Description of the task
Lines containing the word "gombját" are to be located and copied.

Records supplied
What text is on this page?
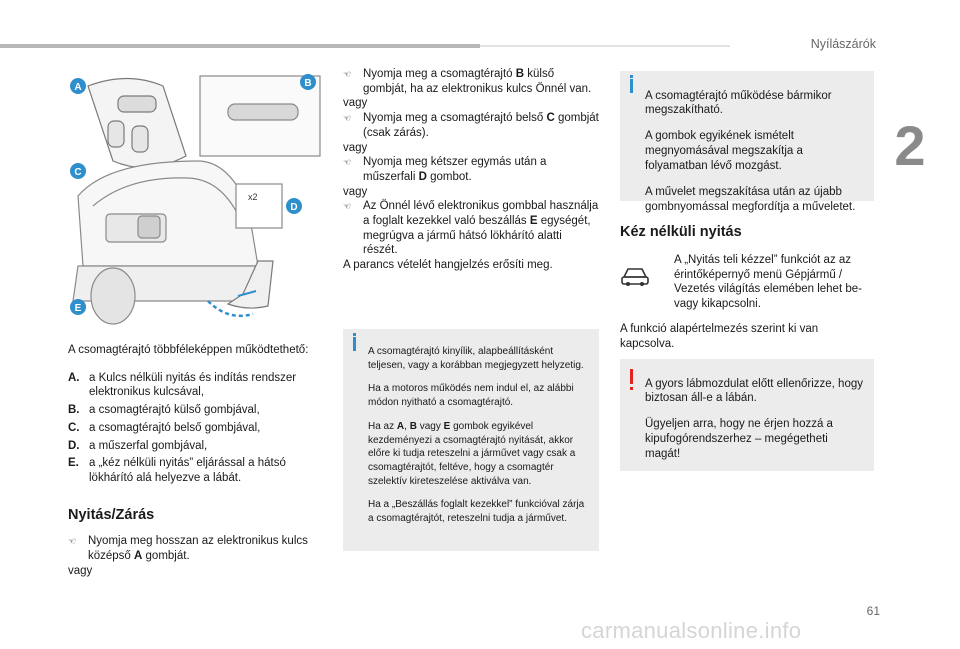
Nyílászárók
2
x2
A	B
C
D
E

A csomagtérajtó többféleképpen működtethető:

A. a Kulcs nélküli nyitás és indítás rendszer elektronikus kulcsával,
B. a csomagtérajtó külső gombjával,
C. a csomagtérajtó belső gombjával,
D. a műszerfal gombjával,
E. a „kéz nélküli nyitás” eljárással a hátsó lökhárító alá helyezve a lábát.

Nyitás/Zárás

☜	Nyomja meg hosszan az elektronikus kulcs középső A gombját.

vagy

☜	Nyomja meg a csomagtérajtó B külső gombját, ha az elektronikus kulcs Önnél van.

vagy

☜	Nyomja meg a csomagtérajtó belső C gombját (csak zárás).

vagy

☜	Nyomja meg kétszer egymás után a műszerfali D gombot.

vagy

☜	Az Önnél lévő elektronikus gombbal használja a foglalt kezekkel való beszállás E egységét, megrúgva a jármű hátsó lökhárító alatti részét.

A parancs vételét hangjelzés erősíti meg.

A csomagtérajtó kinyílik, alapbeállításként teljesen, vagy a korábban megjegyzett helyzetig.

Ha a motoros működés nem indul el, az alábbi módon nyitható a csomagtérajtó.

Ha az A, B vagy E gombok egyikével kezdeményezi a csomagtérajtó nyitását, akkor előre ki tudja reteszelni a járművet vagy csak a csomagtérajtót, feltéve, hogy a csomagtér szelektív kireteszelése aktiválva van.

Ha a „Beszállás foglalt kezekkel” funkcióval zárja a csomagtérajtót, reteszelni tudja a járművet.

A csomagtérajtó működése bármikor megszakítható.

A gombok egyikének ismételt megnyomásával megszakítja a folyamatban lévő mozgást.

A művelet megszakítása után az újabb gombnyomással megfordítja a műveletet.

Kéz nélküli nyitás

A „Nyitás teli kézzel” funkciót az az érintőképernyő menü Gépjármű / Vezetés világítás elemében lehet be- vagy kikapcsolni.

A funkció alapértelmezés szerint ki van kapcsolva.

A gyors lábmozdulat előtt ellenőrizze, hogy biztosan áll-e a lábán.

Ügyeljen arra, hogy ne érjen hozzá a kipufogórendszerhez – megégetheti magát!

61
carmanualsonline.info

--

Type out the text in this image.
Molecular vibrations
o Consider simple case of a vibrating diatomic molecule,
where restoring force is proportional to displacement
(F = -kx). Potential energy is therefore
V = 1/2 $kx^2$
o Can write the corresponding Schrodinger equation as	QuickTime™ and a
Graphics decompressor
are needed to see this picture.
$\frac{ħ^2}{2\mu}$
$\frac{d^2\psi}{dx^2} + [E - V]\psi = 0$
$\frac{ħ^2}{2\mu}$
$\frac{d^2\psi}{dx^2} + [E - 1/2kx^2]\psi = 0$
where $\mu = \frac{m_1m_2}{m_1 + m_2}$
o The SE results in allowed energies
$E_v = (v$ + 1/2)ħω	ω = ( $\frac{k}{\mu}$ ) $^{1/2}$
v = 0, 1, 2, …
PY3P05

...

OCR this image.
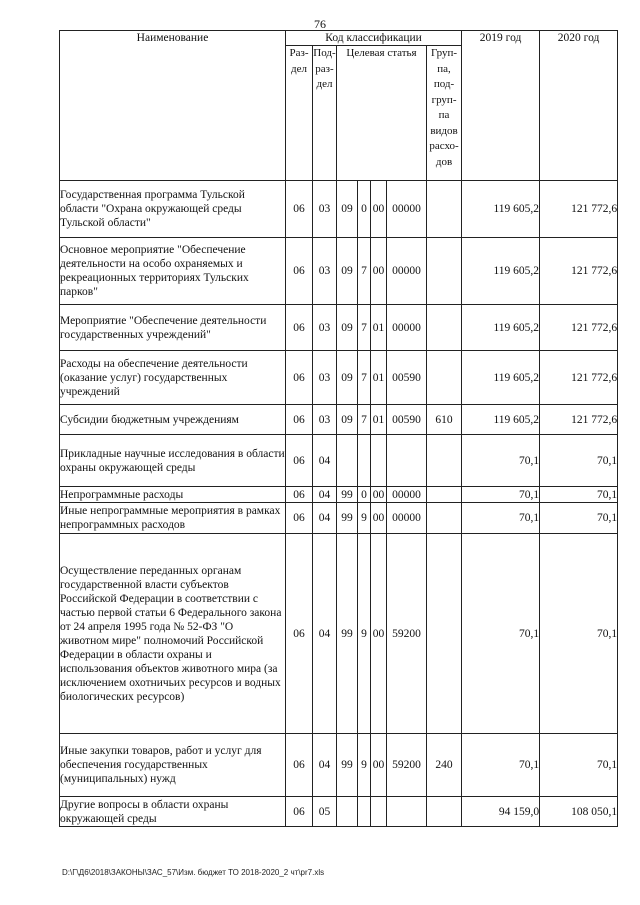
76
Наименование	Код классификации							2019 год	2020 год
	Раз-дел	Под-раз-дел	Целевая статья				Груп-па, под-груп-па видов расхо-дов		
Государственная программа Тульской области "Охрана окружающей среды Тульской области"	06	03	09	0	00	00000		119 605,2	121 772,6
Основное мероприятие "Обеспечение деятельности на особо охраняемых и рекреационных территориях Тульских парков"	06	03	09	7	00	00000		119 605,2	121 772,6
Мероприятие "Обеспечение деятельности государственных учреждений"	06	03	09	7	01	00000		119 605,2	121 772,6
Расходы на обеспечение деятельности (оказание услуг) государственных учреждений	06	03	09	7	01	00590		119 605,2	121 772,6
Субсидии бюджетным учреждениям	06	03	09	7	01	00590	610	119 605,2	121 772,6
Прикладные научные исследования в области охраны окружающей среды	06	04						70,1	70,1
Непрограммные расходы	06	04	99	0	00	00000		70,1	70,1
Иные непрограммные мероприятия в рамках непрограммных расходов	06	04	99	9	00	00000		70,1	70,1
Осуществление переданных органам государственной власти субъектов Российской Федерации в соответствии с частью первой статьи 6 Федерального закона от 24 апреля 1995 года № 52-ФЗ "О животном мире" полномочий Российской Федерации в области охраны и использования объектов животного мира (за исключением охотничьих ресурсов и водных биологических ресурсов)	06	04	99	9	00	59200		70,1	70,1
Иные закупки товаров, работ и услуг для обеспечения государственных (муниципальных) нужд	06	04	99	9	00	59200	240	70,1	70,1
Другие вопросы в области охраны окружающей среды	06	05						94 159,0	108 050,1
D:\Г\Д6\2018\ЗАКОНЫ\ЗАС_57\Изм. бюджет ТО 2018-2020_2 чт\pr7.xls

Task output
☜	Nyomja meg hosszan az elektronikus kulcs középső A gombját.
☜	Nyomja meg a csomagtérajtó B külső gombját, ha az elektronikus kulcs Önnél van.
☜	Nyomja meg a csomagtérajtó belső C gombját (csak zárás).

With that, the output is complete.